Task statement => Copy every line of the data exactly, leaving nothing out.

[Dataset items]
--------------------------------------------------
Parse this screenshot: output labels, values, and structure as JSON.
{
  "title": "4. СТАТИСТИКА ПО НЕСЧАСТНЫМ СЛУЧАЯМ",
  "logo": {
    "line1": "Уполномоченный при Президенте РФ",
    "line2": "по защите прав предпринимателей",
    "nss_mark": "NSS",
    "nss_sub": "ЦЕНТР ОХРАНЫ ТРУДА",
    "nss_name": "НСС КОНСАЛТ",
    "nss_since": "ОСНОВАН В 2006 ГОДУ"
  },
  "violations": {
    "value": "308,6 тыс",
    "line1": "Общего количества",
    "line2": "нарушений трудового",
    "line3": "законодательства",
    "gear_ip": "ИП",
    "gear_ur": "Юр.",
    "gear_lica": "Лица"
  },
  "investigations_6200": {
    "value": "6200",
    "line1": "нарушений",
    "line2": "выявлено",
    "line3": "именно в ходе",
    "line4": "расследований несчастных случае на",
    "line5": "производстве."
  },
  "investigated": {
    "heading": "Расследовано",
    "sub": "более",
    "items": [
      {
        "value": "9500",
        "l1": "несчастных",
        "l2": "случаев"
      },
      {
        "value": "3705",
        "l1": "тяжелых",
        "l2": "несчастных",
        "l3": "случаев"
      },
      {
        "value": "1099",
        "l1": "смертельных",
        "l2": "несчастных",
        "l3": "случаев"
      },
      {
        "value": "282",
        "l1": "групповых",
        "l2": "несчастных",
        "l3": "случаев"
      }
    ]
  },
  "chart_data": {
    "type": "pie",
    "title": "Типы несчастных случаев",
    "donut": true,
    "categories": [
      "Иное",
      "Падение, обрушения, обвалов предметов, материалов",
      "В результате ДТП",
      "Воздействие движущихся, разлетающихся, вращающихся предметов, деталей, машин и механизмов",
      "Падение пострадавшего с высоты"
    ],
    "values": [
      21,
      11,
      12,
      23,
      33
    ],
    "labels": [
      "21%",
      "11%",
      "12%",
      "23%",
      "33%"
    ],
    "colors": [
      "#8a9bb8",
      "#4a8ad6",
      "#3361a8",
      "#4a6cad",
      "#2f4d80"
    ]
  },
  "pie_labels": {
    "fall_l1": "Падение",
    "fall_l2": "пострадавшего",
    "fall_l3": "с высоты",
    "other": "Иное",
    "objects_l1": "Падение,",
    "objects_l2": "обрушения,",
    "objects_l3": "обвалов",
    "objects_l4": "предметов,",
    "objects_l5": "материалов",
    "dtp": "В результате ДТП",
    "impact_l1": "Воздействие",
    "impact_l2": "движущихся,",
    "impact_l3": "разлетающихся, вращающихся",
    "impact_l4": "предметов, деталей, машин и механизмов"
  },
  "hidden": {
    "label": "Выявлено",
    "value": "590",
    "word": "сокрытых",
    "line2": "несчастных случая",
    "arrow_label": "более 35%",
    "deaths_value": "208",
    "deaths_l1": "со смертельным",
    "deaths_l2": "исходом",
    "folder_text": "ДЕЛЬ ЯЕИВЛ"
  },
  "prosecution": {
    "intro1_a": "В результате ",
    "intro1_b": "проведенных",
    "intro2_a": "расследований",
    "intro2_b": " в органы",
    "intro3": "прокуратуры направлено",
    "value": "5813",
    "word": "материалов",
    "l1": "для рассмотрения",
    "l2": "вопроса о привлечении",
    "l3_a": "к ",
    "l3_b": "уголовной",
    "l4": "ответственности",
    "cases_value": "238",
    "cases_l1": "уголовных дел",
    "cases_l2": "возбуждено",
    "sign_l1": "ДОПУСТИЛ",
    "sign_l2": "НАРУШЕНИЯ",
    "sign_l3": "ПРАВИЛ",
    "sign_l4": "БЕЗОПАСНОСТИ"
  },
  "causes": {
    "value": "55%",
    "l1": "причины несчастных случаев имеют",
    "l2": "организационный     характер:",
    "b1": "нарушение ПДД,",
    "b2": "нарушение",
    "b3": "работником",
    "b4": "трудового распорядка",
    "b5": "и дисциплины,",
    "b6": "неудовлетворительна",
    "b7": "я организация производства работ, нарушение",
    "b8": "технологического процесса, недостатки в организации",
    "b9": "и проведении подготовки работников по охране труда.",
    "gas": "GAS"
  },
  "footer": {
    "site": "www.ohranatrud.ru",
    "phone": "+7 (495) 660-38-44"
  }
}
--------------------------------------------------
Full answer =>
Parse this screenshot: output labels, values, and structure as JSON.
{
  "title": "4. СТАТИСТИКА ПО НЕСЧАСТНЫМ СЛУЧАЯМ",
  "logo": {
    "line1": "Уполномоченный при Президенте РФ",
    "line2": "по защите прав предпринимателей",
    "nss_mark": "NSS",
    "nss_sub": "ЦЕНТР ОХРАНЫ ТРУДА",
    "nss_name": "НСС КОНСАЛТ",
    "nss_since": "ОСНОВАН В 2006 ГОДУ"
  },
  "violations": {
    "value": "308,6 тыс",
    "line1": "Общего количества",
    "line2": "нарушений трудового",
    "line3": "законодательства",
    "gear_ip": "ИП",
    "gear_ur": "Юр.",
    "gear_lica": "Лица"
  },
  "investigations_6200": {
    "value": "6200",
    "line1": "нарушений",
    "line2": "выявлено",
    "line3": "именно в ходе",
    "line4": "расследований несчастных случае на",
    "line5": "производстве."
  },
  "investigated": {
    "heading": "Расследовано",
    "sub": "более",
    "items": [
      {
        "value": "9500",
        "l1": "несчастных",
        "l2": "случаев"
      },
      {
        "value": "3705",
        "l1": "тяжелых",
        "l2": "несчастных",
        "l3": "случаев"
      },
      {
        "value": "1099",
        "l1": "смертельных",
        "l2": "несчастных",
        "l3": "случаев"
      },
      {
        "value": "282",
        "l1": "групповых",
        "l2": "несчастных",
        "l3": "случаев"
      }
    ]
  },
  "chart_data": {
    "type": "pie",
    "title": "Типы несчастных случаев",
    "donut": true,
    "categories": [
      "Иное",
      "Падение, обрушения, обвалов предметов, материалов",
      "В результате ДТП",
      "Воздействие движущихся, разлетающихся, вращающихся предметов, деталей, машин и механизмов",
      "Падение пострадавшего с высоты"
    ],
    "values": [
      21,
      11,
      12,
      23,
      33
    ],
    "labels": [
      "21%",
      "11%",
      "12%",
      "23%",
      "33%"
    ],
    "colors": [
      "#8a9bb8",
      "#4a8ad6",
      "#3361a8",
      "#4a6cad",
      "#2f4d80"
    ]
  },
  "pie_labels": {
    "fall_l1": "Падение",
    "fall_l2": "пострадавшего",
    "fall_l3": "с высоты",
    "other": "Иное",
    "objects_l1": "Падение,",
    "objects_l2": "обрушения,",
    "objects_l3": "обвалов",
    "objects_l4": "предметов,",
    "objects_l5": "материалов",
    "dtp": "В результате ДТП",
    "impact_l1": "Воздействие",
    "impact_l2": "движущихся,",
    "impact_l3": "разлетающихся, вращающихся",
    "impact_l4": "предметов, деталей, машин и механизмов"
  },
  "hidden": {
    "label": "Выявлено",
    "value": "590",
    "word": "сокрытых",
    "line2": "несчастных случая",
    "arrow_label": "более 35%",
    "deaths_value": "208",
    "deaths_l1": "со смертельным",
    "deaths_l2": "исходом",
    "folder_text": "ДЕЛЬ ЯЕИВЛ"
  },
  "prosecution": {
    "intro1_a": "В результате ",
    "intro1_b": "проведенных",
    "intro2_a": "расследований",
    "intro2_b": " в органы",
    "intro3": "прокуратуры направлено",
    "value": "5813",
    "word": "материалов",
    "l1": "для рассмотрения",
    "l2": "вопроса о привлечении",
    "l3_a": "к ",
    "l3_b": "уголовной",
    "l4": "ответственности",
    "cases_value": "238",
    "cases_l1": "уголовных дел",
    "cases_l2": "возбуждено",
    "sign_l1": "ДОПУСТИЛ",
    "sign_l2": "НАРУШЕНИЯ",
    "sign_l3": "ПРАВИЛ",
    "sign_l4": "БЕЗОПАСНОСТИ"
  },
  "causes": {
    "value": "55%",
    "l1": "причины несчастных случаев имеют",
    "l2": "организационный     характер:",
    "b1": "нарушение ПДД,",
    "b2": "нарушение",
    "b3": "работником",
    "b4": "трудового распорядка",
    "b5": "и дисциплины,",
    "b6": "неудовлетворительна",
    "b7": "я организация производства работ, нарушение",
    "b8": "технологического процесса, недостатки в организации",
    "b9": "и проведении подготовки работников по охране труда.",
    "gas": "GAS"
  },
  "footer": {
    "site": "www.ohranatrud.ru",
    "phone": "+7 (495) 660-38-44"
  }
}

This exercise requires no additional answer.